Please return the full listing below without altering anything.

> Dataset:
__________________________________________________

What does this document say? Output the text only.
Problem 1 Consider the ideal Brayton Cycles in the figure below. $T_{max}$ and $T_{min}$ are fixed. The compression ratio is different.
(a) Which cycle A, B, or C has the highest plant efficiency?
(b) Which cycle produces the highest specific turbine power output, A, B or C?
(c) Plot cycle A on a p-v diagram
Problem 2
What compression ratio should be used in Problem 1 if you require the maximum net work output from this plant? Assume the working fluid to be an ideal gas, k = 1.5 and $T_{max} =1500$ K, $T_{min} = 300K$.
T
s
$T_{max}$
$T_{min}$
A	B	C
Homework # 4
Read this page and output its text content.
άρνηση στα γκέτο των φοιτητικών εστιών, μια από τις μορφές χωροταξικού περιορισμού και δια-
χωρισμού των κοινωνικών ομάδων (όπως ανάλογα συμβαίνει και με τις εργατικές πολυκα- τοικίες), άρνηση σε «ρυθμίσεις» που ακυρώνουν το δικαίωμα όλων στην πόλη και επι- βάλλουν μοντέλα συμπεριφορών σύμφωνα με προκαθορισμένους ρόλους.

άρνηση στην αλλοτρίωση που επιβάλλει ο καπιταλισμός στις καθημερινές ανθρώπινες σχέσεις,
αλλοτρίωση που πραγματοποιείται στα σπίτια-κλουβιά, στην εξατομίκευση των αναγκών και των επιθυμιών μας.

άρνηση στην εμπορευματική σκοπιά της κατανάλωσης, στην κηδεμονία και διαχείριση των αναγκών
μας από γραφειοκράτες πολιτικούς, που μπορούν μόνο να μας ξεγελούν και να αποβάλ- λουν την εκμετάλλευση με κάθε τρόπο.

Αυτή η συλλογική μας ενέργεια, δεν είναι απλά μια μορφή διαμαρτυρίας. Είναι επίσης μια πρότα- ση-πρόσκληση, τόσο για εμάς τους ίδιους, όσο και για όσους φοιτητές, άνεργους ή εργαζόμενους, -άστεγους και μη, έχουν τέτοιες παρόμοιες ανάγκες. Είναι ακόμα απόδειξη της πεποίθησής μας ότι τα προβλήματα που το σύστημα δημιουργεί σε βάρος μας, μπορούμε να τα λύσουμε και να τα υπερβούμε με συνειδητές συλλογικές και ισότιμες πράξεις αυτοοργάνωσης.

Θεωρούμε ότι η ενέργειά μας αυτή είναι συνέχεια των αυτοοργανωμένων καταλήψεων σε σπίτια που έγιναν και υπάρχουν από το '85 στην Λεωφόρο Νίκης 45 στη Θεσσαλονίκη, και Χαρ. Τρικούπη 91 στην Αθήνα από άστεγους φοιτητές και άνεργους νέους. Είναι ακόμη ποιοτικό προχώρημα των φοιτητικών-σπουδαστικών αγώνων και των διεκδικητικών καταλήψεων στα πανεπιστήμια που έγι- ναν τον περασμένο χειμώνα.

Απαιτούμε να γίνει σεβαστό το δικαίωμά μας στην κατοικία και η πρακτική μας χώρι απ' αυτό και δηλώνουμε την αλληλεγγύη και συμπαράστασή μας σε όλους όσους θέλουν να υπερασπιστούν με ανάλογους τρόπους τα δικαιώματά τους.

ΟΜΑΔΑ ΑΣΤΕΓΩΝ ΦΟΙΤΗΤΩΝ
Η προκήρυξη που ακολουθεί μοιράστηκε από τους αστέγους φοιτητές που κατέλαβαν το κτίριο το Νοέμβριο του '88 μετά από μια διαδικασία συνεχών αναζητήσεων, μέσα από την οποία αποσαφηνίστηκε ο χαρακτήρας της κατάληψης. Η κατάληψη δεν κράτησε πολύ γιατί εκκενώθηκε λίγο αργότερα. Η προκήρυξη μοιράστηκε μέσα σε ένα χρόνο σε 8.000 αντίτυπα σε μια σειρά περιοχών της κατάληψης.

__________________________________________________

> Result:
What does this document say? Output the text only.
Problem 1 Consider the ideal Brayton Cycles in the figure below. $T_{max}$ and $T_{min}$ are fixed. The compression ratio is different.
(a) Which cycle A, B, or C has the highest plant efficiency?
(b) Which cycle produces the highest specific turbine power output, A, B or C?
(c) Plot cycle A on a p-v diagram
Problem 2
What compression ratio should be used in Problem 1 if you require the maximum net work output from this plant? Assume the working fluid to be an ideal gas, k = 1.5 and $T_{max} =1500$ K, $T_{min} = 300K$.
T
s
$T_{max}$
$T_{min}$
A	B	C
Homework # 4
Read this page and output its text content.
άρνηση στα γκέτο των φοιτητικών εστιών, μια από τις μορφές χωροταξικού περιορισμού και δια-
χωρισμού των κοινωνικών ομάδων (όπως ανάλογα συμβαίνει και με τις εργατικές πολυκα- τοικίες), άρνηση σε «ρυθμίσεις» που ακυρώνουν το δικαίωμα όλων στην πόλη και επι- βάλλουν μοντέλα συμπεριφορών σύμφωνα με προκαθορισμένους ρόλους.

άρνηση στην αλλοτρίωση που επιβάλλει ο καπιταλισμός στις καθημερινές ανθρώπινες σχέσεις,
αλλοτρίωση που πραγματοποιείται στα σπίτια-κλουβιά, στην εξατομίκευση των αναγκών και των επιθυμιών μας.

άρνηση στην εμπορευματική σκοπιά της κατανάλωσης, στην κηδεμονία και διαχείριση των αναγκών
μας από γραφειοκράτες πολιτικούς, που μπορούν μόνο να μας ξεγελούν και να αποβάλ- λουν την εκμετάλλευση με κάθε τρόπο.

Αυτή η συλλογική μας ενέργεια, δεν είναι απλά μια μορφή διαμαρτυρίας. Είναι επίσης μια πρότα- ση-πρόσκληση, τόσο για εμάς τους ίδιους, όσο και για όσους φοιτητές, άνεργους ή εργαζόμενους, -άστεγους και μη, έχουν τέτοιες παρόμοιες ανάγκες. Είναι ακόμα απόδειξη της πεποίθησής μας ότι τα προβλήματα που το σύστημα δημιουργεί σε βάρος μας, μπορούμε να τα λύσουμε και να τα υπερβούμε με συνειδητές συλλογικές και ισότιμες πράξεις αυτοοργάνωσης.

Θεωρούμε ότι η ενέργειά μας αυτή είναι συνέχεια των αυτοοργανωμένων καταλήψεων σε σπίτια που έγιναν και υπάρχουν από το '85 στην Λεωφόρο Νίκης 45 στη Θεσσαλονίκη, και Χαρ. Τρικούπη 91 στην Αθήνα από άστεγους φοιτητές και άνεργους νέους. Είναι ακόμη ποιοτικό προχώρημα των φοιτητικών-σπουδαστικών αγώνων και των διεκδικητικών καταλήψεων στα πανεπιστήμια που έγι- ναν τον περασμένο χειμώνα.

Απαιτούμε να γίνει σεβαστό το δικαίωμά μας στην κατοικία και η πρακτική μας χώρι απ' αυτό και δηλώνουμε την αλληλεγγύη και συμπαράστασή μας σε όλους όσους θέλουν να υπερασπιστούν με ανάλογους τρόπους τα δικαιώματά τους.

ΟΜΑΔΑ ΑΣΤΕΓΩΝ ΦΟΙΤΗΤΩΝ
Η προκήρυξη που ακολουθεί μοιράστηκε από τους αστέγους φοιτητές που κατέλαβαν το κτίριο το Νοέμβριο του '88 μετά από μια διαδικασία συνεχών αναζητήσεων, μέσα από την οποία αποσαφηνίστηκε ο χαρακτήρας της κατάληψης. Η κατάληψη δεν κράτησε πολύ γιατί εκκενώθηκε λίγο αργότερα. Η προκήρυξη μοιράστηκε μέσα σε ένα χρόνο σε 8.000 αντίτυπα σε μια σειρά περιοχών της κατάληψης.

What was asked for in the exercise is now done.